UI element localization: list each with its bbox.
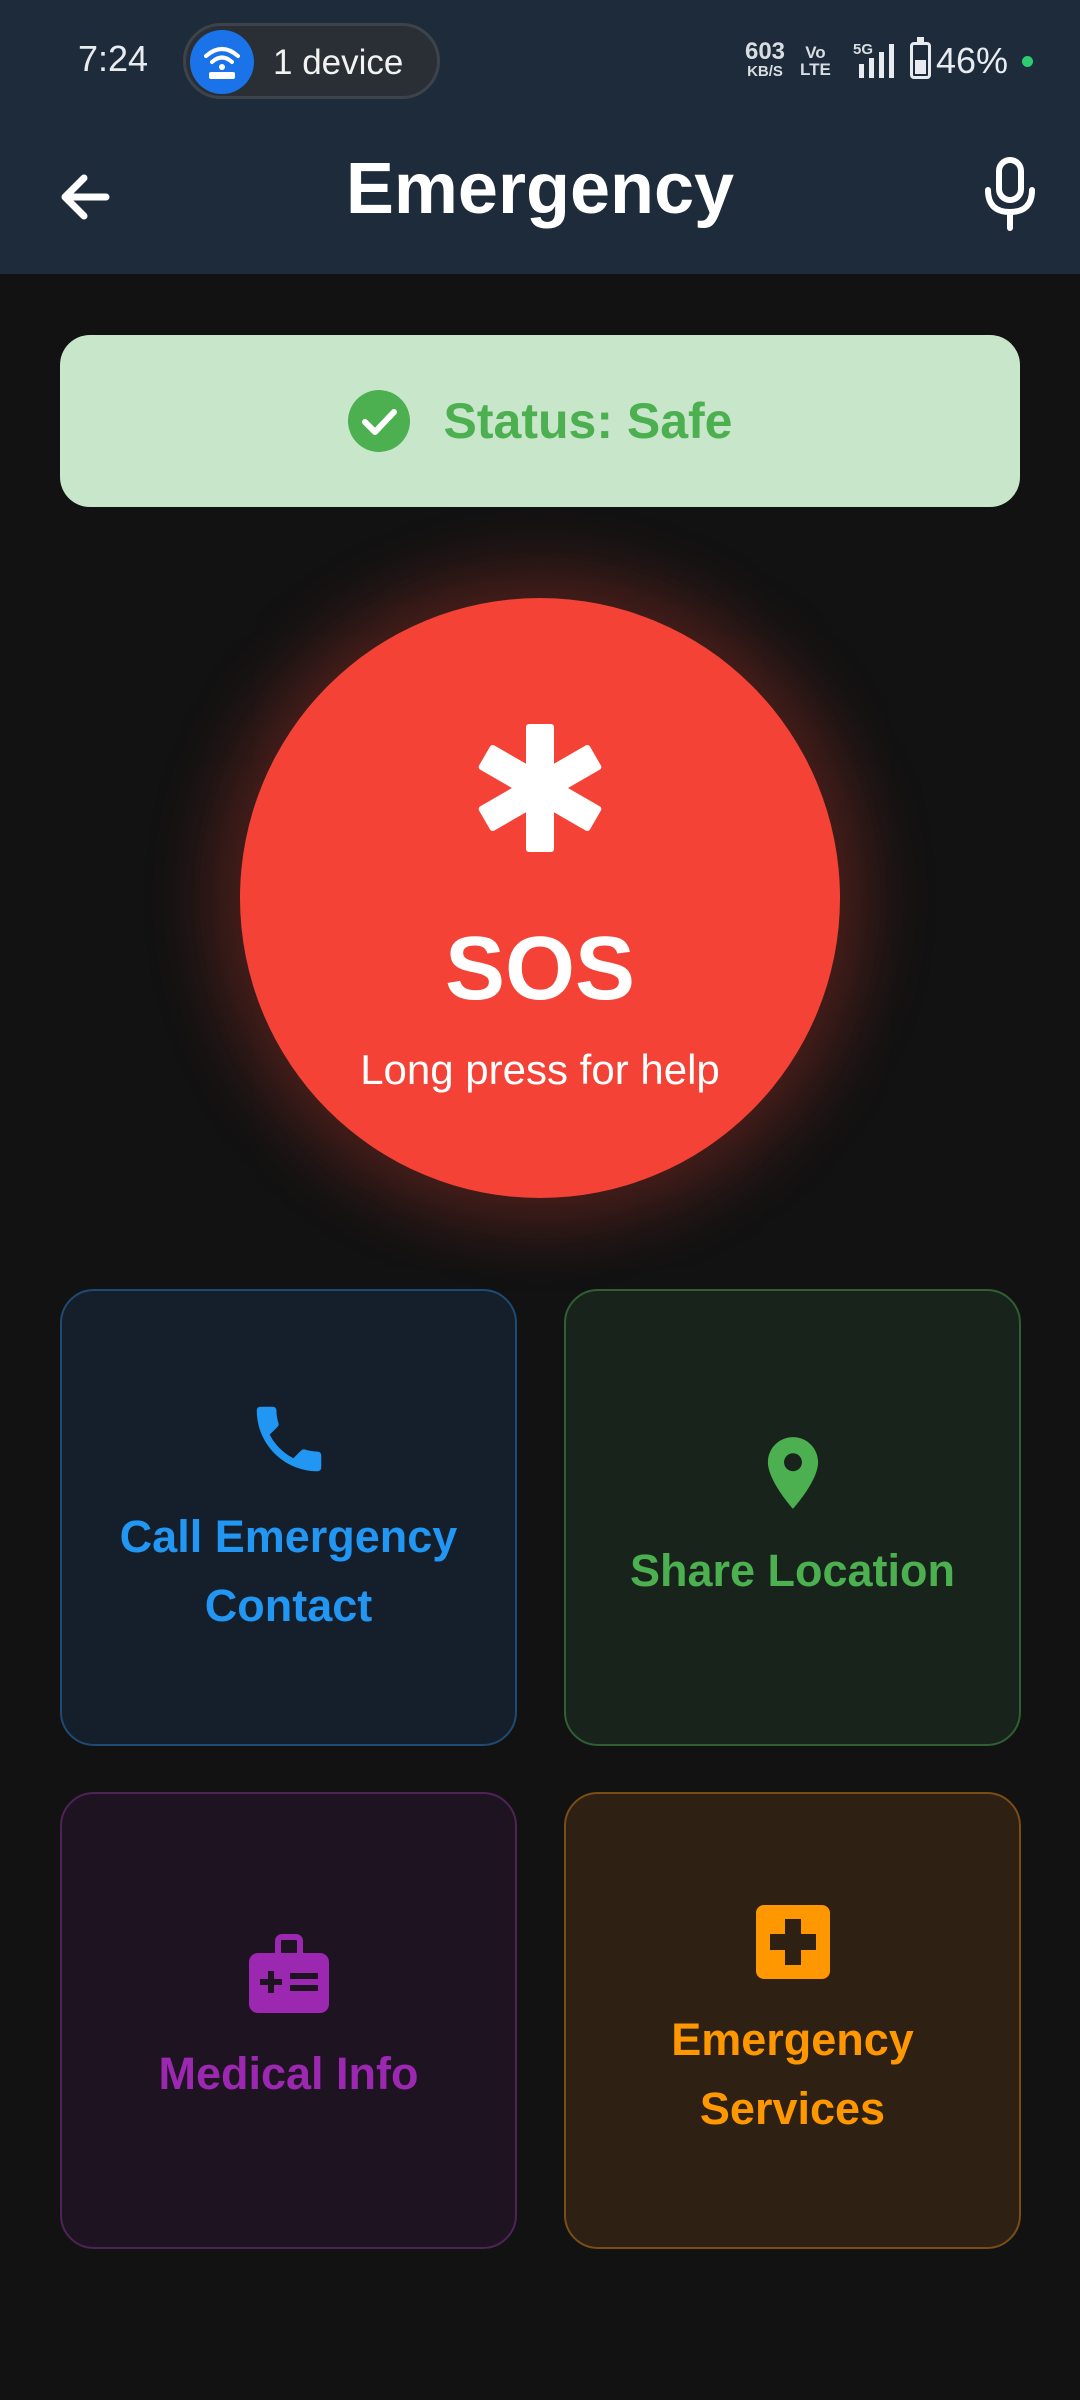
battery-icon	[910, 37, 931, 79]
emergency-services-button[interactable]: Emergency Services	[564, 1792, 1021, 2249]
battery-percent: 46%	[936, 40, 1009, 81]
tile-label: Share Location	[629, 1545, 956, 1596]
page-title: Emergency	[345, 149, 735, 229]
tile-label: Emergency Services	[671, 2013, 914, 2134]
voice-input-button[interactable]	[975, 154, 1045, 234]
phone-icon	[256, 1406, 321, 1471]
network-type: 5G	[853, 41, 873, 58]
medical-cross-icon	[755, 1904, 830, 1979]
back-button[interactable]	[50, 162, 120, 232]
system-status-bar: 7:24 1 device 603 KB/S Vo LTE 5G 46%	[0, 0, 1080, 124]
medical-id-icon	[248, 1934, 329, 2013]
network-speed: 603 KB/S	[744, 38, 786, 81]
signal-icon: 5G	[853, 41, 894, 78]
privacy-indicator-dot	[1022, 56, 1033, 67]
app-bar: Emergency	[0, 124, 1080, 274]
tile-label: Call Emergency Contact	[119, 1510, 458, 1631]
volte-indicator: Vo LTE	[800, 43, 831, 79]
status-text: Status: Safe	[443, 393, 733, 449]
hotspot-chip[interactable]: 1 device	[183, 23, 440, 99]
sos-hint: Long press for help	[360, 1046, 720, 1093]
medical-info-button[interactable]: Medical Info	[60, 1792, 517, 2249]
share-location-button[interactable]: Share Location	[564, 1289, 1021, 1746]
location-pin-icon	[767, 1437, 818, 1509]
microphone-icon	[985, 157, 1035, 231]
sos-label: SOS	[444, 919, 636, 1019]
check-circle-icon	[347, 390, 410, 452]
hotspot-icon	[190, 30, 254, 94]
tile-label: Medical Info	[158, 2048, 419, 2099]
asterisk-icon	[478, 724, 602, 852]
call-emergency-contact-button[interactable]: Call Emergency Contact	[60, 1289, 517, 1746]
arrow-back-icon	[61, 174, 110, 220]
hotspot-label: 1 device	[273, 43, 404, 82]
sos-button[interactable]: SOS Long press for help	[240, 598, 840, 1198]
clock: 7:24	[78, 38, 149, 79]
safety-status-card: Status: Safe	[60, 335, 1020, 507]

------------------------------------------------------------

■ **What is needed**
Extract the data above line for line, leaving out the picture.

■ **Output for this task**
UI element localization: list each with its bbox.
battery-icon	[910, 37, 931, 79]
emergency-services-button[interactable]: Emergency Services	[564, 1792, 1021, 2249]
battery-percent: 46%	[936, 40, 1009, 81]
tile-label: Share Location	[629, 1545, 956, 1596]
page-title: Emergency	[345, 149, 735, 229]
tile-label: Emergency Services	[671, 2013, 914, 2134]
voice-input-button[interactable]	[975, 154, 1045, 234]
phone-icon	[256, 1406, 321, 1471]
network-type: 5G	[853, 41, 873, 58]
medical-cross-icon	[755, 1904, 830, 1979]
back-button[interactable]	[50, 162, 120, 232]
system-status-bar: 7:24 1 device 603 KB/S Vo LTE 5G 46%	[0, 0, 1080, 124]
medical-id-icon	[248, 1934, 329, 2013]
network-speed: 603 KB/S	[744, 38, 786, 81]
signal-icon: 5G	[853, 41, 894, 78]
privacy-indicator-dot	[1022, 56, 1033, 67]
app-bar: Emergency	[0, 124, 1080, 274]
tile-label: Call Emergency Contact	[119, 1510, 458, 1631]
volte-indicator: Vo LTE	[800, 43, 831, 79]
status-text: Status: Safe	[443, 393, 733, 449]
hotspot-chip[interactable]: 1 device	[183, 23, 440, 99]
sos-hint: Long press for help	[360, 1046, 720, 1093]
medical-info-button[interactable]: Medical Info	[60, 1792, 517, 2249]
share-location-button[interactable]: Share Location	[564, 1289, 1021, 1746]
location-pin-icon	[767, 1437, 818, 1509]
microphone-icon	[985, 157, 1035, 231]
sos-label: SOS	[444, 919, 636, 1019]
check-circle-icon	[347, 390, 410, 452]
hotspot-icon	[190, 30, 254, 94]
tile-label: Medical Info	[158, 2048, 419, 2099]
asterisk-icon	[478, 724, 602, 852]
call-emergency-contact-button[interactable]: Call Emergency Contact	[60, 1289, 517, 1746]
arrow-back-icon	[61, 174, 110, 220]
hotspot-label: 1 device	[273, 43, 404, 82]
sos-button[interactable]: SOS Long press for help	[240, 598, 840, 1198]
clock: 7:24	[78, 38, 149, 79]
safety-status-card: Status: Safe	[60, 335, 1020, 507]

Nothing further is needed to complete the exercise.